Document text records
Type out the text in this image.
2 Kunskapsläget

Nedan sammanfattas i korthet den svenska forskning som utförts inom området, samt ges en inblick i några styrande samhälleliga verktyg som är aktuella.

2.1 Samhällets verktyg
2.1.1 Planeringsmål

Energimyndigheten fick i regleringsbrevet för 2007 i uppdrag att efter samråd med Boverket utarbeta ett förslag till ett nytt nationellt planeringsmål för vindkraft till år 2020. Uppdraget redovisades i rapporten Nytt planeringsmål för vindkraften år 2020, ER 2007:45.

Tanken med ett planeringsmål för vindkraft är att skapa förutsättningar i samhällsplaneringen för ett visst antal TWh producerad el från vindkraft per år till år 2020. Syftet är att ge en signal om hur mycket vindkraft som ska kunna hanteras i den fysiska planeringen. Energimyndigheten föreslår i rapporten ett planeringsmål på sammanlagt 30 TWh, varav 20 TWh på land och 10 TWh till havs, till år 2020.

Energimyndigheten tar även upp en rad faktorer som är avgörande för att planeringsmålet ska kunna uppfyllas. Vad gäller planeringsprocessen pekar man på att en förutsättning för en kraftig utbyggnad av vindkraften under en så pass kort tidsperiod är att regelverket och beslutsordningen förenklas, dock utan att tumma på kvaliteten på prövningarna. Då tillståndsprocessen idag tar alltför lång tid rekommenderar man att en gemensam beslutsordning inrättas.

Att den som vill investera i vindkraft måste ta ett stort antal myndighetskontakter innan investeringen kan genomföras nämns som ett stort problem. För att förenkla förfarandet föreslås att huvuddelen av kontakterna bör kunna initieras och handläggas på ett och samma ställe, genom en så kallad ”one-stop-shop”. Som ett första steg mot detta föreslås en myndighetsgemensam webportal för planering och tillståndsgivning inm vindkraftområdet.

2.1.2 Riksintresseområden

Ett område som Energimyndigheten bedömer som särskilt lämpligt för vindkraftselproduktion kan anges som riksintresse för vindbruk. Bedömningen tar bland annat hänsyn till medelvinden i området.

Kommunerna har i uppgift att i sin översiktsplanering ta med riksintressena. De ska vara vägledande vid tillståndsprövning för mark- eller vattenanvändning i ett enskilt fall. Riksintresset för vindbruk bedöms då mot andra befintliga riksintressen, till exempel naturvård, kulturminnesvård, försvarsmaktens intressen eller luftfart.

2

■ Your goal:
Make a copy of each line in the records above that has the word "antal".

■ Task answer:
Tanken med ett planeringsmål för vindkraft är att skapa förutsättningar i samhällsplaneringen för ett visst antal TWh producerad el från vindkraft per år till år 2020. Syftet är att ge en signal om hur mycket vindkraft som ska kunna hanteras i den fysiska planeringen. Energimyndigheten föreslår i rapporten ett planeringsmål på sammanlagt 30 TWh, varav 20 TWh på land och 10 TWh till havs, till år 2020.
Att den som vill investera i vindkraft måste ta ett stort antal myndighetskontakter innan investeringen kan genomföras nämns som ett stort problem. För att förenkla förfarandet föreslås att huvuddelen av kontakterna bör kunna initieras och handläggas på ett och samma ställe, genom en så kallad ”one-stop-shop”. Som ett första steg mot detta föreslås en myndighetsgemensam webportal för planering och tillståndsgivning inm vindkraftområdet.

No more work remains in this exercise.